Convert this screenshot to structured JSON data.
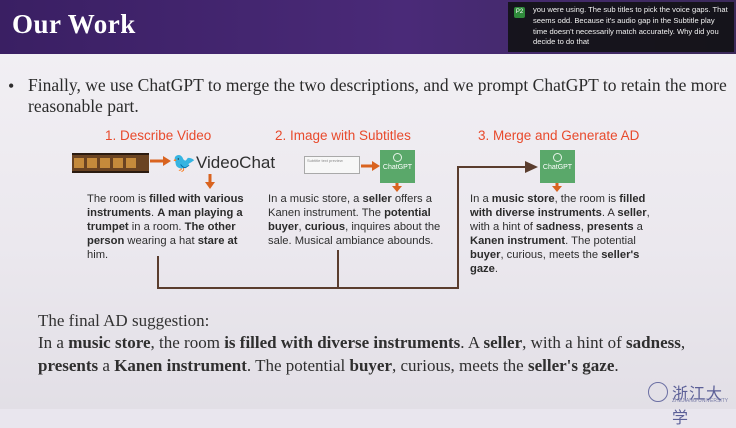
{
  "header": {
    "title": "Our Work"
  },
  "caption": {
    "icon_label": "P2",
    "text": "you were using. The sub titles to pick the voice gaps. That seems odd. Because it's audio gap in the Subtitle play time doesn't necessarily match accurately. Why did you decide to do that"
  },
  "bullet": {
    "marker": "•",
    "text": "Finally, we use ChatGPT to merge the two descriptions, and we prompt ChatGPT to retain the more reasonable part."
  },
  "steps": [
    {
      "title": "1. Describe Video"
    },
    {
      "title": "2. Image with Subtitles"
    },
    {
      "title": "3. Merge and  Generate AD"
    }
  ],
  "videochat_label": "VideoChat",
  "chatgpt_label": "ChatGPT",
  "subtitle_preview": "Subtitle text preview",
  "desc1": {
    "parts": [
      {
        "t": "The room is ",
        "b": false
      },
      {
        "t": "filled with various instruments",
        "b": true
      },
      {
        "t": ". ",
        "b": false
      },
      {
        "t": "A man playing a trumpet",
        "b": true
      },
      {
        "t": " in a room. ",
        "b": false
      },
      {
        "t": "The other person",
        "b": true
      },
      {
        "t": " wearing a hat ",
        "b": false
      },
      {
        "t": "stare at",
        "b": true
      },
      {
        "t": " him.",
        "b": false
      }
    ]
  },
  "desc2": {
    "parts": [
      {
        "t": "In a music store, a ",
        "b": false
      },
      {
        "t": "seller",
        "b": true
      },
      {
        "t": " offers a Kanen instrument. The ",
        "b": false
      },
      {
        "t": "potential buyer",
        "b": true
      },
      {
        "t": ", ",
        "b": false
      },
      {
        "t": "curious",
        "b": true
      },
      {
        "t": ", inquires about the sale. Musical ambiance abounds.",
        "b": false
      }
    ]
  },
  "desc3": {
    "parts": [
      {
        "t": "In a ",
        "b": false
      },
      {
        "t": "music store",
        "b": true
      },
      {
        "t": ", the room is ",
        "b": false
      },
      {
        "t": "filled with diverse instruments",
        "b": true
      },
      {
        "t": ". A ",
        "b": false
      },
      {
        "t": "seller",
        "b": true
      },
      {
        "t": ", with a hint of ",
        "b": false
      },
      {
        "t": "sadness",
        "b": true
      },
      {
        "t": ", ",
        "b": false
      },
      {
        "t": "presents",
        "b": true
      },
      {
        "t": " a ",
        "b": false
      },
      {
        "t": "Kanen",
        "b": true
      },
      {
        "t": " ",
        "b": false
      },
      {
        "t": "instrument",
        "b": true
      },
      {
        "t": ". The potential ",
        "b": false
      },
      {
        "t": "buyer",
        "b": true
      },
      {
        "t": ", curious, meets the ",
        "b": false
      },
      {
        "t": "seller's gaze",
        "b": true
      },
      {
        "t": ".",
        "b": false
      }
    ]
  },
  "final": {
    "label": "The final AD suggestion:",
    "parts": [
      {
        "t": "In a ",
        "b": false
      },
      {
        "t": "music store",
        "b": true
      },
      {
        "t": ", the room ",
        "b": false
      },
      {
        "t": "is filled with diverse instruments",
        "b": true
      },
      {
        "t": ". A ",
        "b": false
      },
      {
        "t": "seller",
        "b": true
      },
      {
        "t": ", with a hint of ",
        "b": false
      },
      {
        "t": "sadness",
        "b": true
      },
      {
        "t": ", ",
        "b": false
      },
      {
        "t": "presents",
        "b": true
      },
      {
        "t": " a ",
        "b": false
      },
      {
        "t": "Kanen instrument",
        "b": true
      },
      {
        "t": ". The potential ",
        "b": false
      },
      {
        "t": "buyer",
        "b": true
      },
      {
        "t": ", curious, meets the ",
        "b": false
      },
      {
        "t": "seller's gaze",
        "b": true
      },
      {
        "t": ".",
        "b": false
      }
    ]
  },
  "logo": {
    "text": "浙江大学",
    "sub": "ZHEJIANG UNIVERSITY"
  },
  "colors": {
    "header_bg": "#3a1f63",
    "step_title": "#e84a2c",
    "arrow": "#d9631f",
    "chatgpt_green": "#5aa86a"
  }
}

========================================

**EXERCISE DETAILS**
Keep the pictures out of the copy and write out the data exactly as it stands.

**THE OUTPUT**
Convert this screenshot to structured JSON data.
{
  "header": {
    "title": "Our Work"
  },
  "caption": {
    "icon_label": "P2",
    "text": "you were using. The sub titles to pick the voice gaps. That seems odd. Because it's audio gap in the Subtitle play time doesn't necessarily match accurately. Why did you decide to do that"
  },
  "bullet": {
    "marker": "•",
    "text": "Finally, we use ChatGPT to merge the two descriptions, and we prompt ChatGPT to retain the more reasonable part."
  },
  "steps": [
    {
      "title": "1. Describe Video"
    },
    {
      "title": "2. Image with Subtitles"
    },
    {
      "title": "3. Merge and  Generate AD"
    }
  ],
  "videochat_label": "VideoChat",
  "chatgpt_label": "ChatGPT",
  "subtitle_preview": "Subtitle text preview",
  "desc1": {
    "parts": [
      {
        "t": "The room is ",
        "b": false
      },
      {
        "t": "filled with various instruments",
        "b": true
      },
      {
        "t": ". ",
        "b": false
      },
      {
        "t": "A man playing a trumpet",
        "b": true
      },
      {
        "t": " in a room. ",
        "b": false
      },
      {
        "t": "The other person",
        "b": true
      },
      {
        "t": " wearing a hat ",
        "b": false
      },
      {
        "t": "stare at",
        "b": true
      },
      {
        "t": " him.",
        "b": false
      }
    ]
  },
  "desc2": {
    "parts": [
      {
        "t": "In a music store, a ",
        "b": false
      },
      {
        "t": "seller",
        "b": true
      },
      {
        "t": " offers a Kanen instrument. The ",
        "b": false
      },
      {
        "t": "potential buyer",
        "b": true
      },
      {
        "t": ", ",
        "b": false
      },
      {
        "t": "curious",
        "b": true
      },
      {
        "t": ", inquires about the sale. Musical ambiance abounds.",
        "b": false
      }
    ]
  },
  "desc3": {
    "parts": [
      {
        "t": "In a ",
        "b": false
      },
      {
        "t": "music store",
        "b": true
      },
      {
        "t": ", the room is ",
        "b": false
      },
      {
        "t": "filled with diverse instruments",
        "b": true
      },
      {
        "t": ". A ",
        "b": false
      },
      {
        "t": "seller",
        "b": true
      },
      {
        "t": ", with a hint of ",
        "b": false
      },
      {
        "t": "sadness",
        "b": true
      },
      {
        "t": ", ",
        "b": false
      },
      {
        "t": "presents",
        "b": true
      },
      {
        "t": " a ",
        "b": false
      },
      {
        "t": "Kanen",
        "b": true
      },
      {
        "t": " ",
        "b": false
      },
      {
        "t": "instrument",
        "b": true
      },
      {
        "t": ". The potential ",
        "b": false
      },
      {
        "t": "buyer",
        "b": true
      },
      {
        "t": ", curious, meets the ",
        "b": false
      },
      {
        "t": "seller's gaze",
        "b": true
      },
      {
        "t": ".",
        "b": false
      }
    ]
  },
  "final": {
    "label": "The final AD suggestion:",
    "parts": [
      {
        "t": "In a ",
        "b": false
      },
      {
        "t": "music store",
        "b": true
      },
      {
        "t": ", the room ",
        "b": false
      },
      {
        "t": "is filled with diverse instruments",
        "b": true
      },
      {
        "t": ". A ",
        "b": false
      },
      {
        "t": "seller",
        "b": true
      },
      {
        "t": ", with a hint of ",
        "b": false
      },
      {
        "t": "sadness",
        "b": true
      },
      {
        "t": ", ",
        "b": false
      },
      {
        "t": "presents",
        "b": true
      },
      {
        "t": " a ",
        "b": false
      },
      {
        "t": "Kanen instrument",
        "b": true
      },
      {
        "t": ". The potential ",
        "b": false
      },
      {
        "t": "buyer",
        "b": true
      },
      {
        "t": ", curious, meets the ",
        "b": false
      },
      {
        "t": "seller's gaze",
        "b": true
      },
      {
        "t": ".",
        "b": false
      }
    ]
  },
  "logo": {
    "text": "浙江大学",
    "sub": "ZHEJIANG UNIVERSITY"
  },
  "colors": {
    "header_bg": "#3a1f63",
    "step_title": "#e84a2c",
    "arrow": "#d9631f",
    "chatgpt_green": "#5aa86a"
  }
}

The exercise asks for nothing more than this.